__Exercise details__.
Copy each line in the data that includes the word "Korisnik".

__Information given__.
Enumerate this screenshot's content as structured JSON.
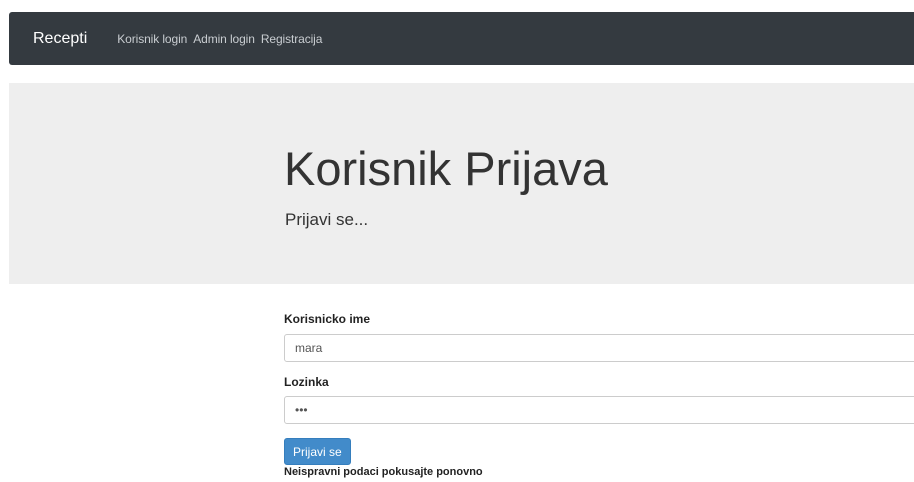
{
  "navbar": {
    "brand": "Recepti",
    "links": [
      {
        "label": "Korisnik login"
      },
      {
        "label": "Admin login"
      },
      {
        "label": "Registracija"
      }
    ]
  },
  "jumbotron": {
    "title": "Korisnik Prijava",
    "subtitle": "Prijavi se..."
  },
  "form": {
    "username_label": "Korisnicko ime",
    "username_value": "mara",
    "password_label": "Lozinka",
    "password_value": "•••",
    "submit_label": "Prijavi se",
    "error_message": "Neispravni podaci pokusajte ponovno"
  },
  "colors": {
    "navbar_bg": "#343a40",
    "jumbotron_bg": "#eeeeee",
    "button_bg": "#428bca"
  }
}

==

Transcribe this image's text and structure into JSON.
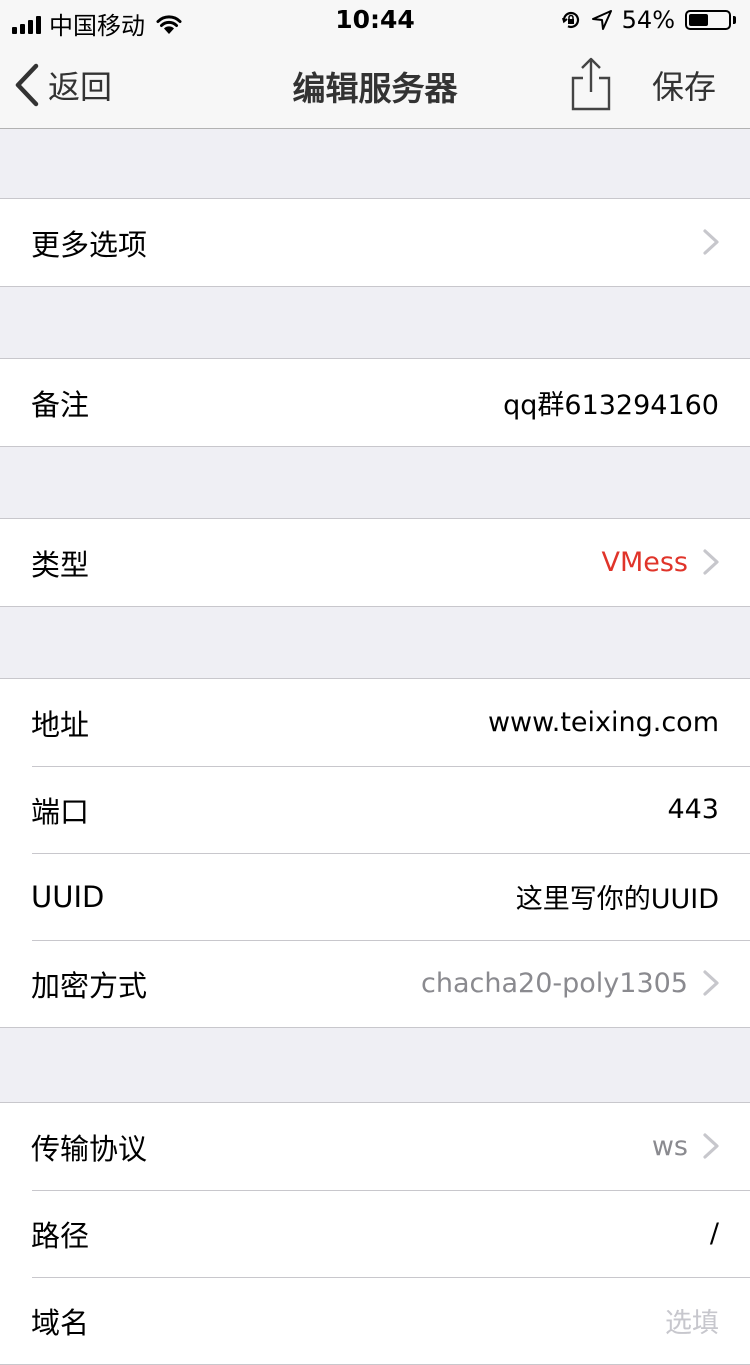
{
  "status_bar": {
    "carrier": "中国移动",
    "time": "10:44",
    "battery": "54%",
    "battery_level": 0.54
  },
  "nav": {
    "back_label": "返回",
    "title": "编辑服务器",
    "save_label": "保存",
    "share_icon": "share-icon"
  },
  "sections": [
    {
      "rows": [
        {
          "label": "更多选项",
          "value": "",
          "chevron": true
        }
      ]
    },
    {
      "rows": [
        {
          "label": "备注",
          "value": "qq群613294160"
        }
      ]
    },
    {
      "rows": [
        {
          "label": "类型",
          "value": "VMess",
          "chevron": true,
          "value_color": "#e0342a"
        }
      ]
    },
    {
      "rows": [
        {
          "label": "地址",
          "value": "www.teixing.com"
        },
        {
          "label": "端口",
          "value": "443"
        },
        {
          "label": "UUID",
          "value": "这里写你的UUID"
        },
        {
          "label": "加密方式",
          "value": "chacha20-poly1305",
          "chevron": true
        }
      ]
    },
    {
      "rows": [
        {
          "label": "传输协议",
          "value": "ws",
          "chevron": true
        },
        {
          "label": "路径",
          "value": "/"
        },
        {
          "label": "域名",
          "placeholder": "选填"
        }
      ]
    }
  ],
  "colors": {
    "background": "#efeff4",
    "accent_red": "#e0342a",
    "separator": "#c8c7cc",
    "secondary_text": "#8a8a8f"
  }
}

...

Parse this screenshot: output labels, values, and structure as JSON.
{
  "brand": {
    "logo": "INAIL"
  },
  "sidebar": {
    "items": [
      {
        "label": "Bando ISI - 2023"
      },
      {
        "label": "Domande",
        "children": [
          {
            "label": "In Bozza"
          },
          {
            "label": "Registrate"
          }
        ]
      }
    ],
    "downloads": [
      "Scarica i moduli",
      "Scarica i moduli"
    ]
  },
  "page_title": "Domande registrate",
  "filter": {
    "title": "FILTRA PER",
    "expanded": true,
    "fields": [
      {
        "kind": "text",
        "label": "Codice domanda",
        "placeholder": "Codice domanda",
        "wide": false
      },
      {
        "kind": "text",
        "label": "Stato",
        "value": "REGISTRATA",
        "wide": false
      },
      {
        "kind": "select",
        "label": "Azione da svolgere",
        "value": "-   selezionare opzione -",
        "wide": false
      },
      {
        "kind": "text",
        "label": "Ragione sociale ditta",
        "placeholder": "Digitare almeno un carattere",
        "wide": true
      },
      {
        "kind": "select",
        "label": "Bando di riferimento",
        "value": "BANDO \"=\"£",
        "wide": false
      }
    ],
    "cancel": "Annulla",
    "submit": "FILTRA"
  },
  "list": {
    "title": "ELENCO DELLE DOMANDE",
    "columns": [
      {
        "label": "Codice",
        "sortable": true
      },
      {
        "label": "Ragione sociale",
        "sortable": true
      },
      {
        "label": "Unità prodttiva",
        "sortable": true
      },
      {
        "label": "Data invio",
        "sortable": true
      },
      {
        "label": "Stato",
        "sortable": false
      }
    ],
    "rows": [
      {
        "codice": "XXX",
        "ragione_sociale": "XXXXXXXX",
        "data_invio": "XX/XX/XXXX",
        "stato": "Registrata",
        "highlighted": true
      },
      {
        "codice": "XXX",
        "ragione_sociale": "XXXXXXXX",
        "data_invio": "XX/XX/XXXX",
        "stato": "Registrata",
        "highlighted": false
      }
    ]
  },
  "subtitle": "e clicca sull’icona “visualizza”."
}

__Result below__.
        "label": "Korisnik login"
    "title": "Korisnik Prijava",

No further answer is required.